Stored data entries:
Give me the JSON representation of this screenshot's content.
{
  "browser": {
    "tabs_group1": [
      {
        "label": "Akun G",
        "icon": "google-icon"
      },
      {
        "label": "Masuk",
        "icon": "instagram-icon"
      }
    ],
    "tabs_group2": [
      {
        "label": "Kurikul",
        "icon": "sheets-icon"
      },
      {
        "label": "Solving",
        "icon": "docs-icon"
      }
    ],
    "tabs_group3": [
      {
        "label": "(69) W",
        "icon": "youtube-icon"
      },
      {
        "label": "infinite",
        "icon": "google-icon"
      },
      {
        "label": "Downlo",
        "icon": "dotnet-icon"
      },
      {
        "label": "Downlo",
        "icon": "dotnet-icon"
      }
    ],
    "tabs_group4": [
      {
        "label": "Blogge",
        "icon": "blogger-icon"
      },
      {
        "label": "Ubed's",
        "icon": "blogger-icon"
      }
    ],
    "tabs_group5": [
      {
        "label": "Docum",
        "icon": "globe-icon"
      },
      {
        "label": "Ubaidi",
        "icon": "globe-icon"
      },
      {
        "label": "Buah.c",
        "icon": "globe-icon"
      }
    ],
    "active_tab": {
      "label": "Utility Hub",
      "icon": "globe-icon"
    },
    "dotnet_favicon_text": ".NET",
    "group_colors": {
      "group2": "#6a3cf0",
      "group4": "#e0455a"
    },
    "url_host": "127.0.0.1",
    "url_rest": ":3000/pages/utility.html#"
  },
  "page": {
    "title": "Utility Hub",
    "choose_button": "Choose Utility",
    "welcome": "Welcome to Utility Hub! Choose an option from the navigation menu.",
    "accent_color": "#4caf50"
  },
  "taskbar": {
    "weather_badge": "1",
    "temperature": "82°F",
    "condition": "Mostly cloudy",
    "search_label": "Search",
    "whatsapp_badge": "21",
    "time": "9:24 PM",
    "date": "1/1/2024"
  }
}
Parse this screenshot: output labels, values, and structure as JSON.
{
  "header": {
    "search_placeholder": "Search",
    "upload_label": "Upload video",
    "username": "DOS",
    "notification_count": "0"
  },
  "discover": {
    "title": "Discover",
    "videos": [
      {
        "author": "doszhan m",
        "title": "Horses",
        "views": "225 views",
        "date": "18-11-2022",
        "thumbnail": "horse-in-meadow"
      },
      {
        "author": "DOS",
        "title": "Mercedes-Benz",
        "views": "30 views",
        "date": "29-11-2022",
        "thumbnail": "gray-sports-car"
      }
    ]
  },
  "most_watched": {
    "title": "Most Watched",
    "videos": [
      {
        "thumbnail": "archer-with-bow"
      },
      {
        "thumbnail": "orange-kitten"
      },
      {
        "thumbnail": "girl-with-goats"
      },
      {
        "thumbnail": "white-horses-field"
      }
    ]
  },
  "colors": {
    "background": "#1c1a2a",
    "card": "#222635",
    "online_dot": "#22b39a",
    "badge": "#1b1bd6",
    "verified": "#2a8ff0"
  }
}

* YOUR GOAL
Write out the records above again, keeping each one identical to the original.

* RESPONSE TO THIS TASK
Give me the JSON representation of this screenshot's content.
{
  "browser": {
    "tabs_group1": [
      {
        "label": "Akun G",
        "icon": "google-icon"
      },
      {
        "label": "Masuk",
        "icon": "instagram-icon"
      }
    ],
    "tabs_group2": [
      {
        "label": "Kurikul",
        "icon": "sheets-icon"
      },
      {
        "label": "Solving",
        "icon": "docs-icon"
      }
    ],
    "tabs_group3": [
      {
        "label": "(69) W",
        "icon": "youtube-icon"
      },
      {
        "label": "infinite",
        "icon": "google-icon"
      },
      {
        "label": "Downlo",
        "icon": "dotnet-icon"
      },
      {
        "label": "Downlo",
        "icon": "dotnet-icon"
      }
    ],
    "tabs_group4": [
      {
        "label": "Blogge",
        "icon": "blogger-icon"
      },
      {
        "label": "Ubed's",
        "icon": "blogger-icon"
      }
    ],
    "tabs_group5": [
      {
        "label": "Docum",
        "icon": "globe-icon"
      },
      {
        "label": "Ubaidi",
        "icon": "globe-icon"
      },
      {
        "label": "Buah.c",
        "icon": "globe-icon"
      }
    ],
    "active_tab": {
      "label": "Utility Hub",
      "icon": "globe-icon"
    },
    "dotnet_favicon_text": ".NET",
    "group_colors": {
      "group2": "#6a3cf0",
      "group4": "#e0455a"
    },
    "url_host": "127.0.0.1",
    "url_rest": ":3000/pages/utility.html#"
  },
  "page": {
    "title": "Utility Hub",
    "choose_button": "Choose Utility",
    "welcome": "Welcome to Utility Hub! Choose an option from the navigation menu.",
    "accent_color": "#4caf50"
  },
  "taskbar": {
    "weather_badge": "1",
    "temperature": "82°F",
    "condition": "Mostly cloudy",
    "search_label": "Search",
    "whatsapp_badge": "21",
    "time": "9:24 PM",
    "date": "1/1/2024"
  }
}
Parse this screenshot: output labels, values, and structure as JSON.
{
  "header": {
    "search_placeholder": "Search",
    "upload_label": "Upload video",
    "username": "DOS",
    "notification_count": "0"
  },
  "discover": {
    "title": "Discover",
    "videos": [
      {
        "author": "doszhan m",
        "title": "Horses",
        "views": "225 views",
        "date": "18-11-2022",
        "thumbnail": "horse-in-meadow"
      },
      {
        "author": "DOS",
        "title": "Mercedes-Benz",
        "views": "30 views",
        "date": "29-11-2022",
        "thumbnail": "gray-sports-car"
      }
    ]
  },
  "most_watched": {
    "title": "Most Watched",
    "videos": [
      {
        "thumbnail": "archer-with-bow"
      },
      {
        "thumbnail": "orange-kitten"
      },
      {
        "thumbnail": "girl-with-goats"
      },
      {
        "thumbnail": "white-horses-field"
      }
    ]
  },
  "colors": {
    "background": "#1c1a2a",
    "card": "#222635",
    "online_dot": "#22b39a",
    "badge": "#1b1bd6",
    "verified": "#2a8ff0"
  }
}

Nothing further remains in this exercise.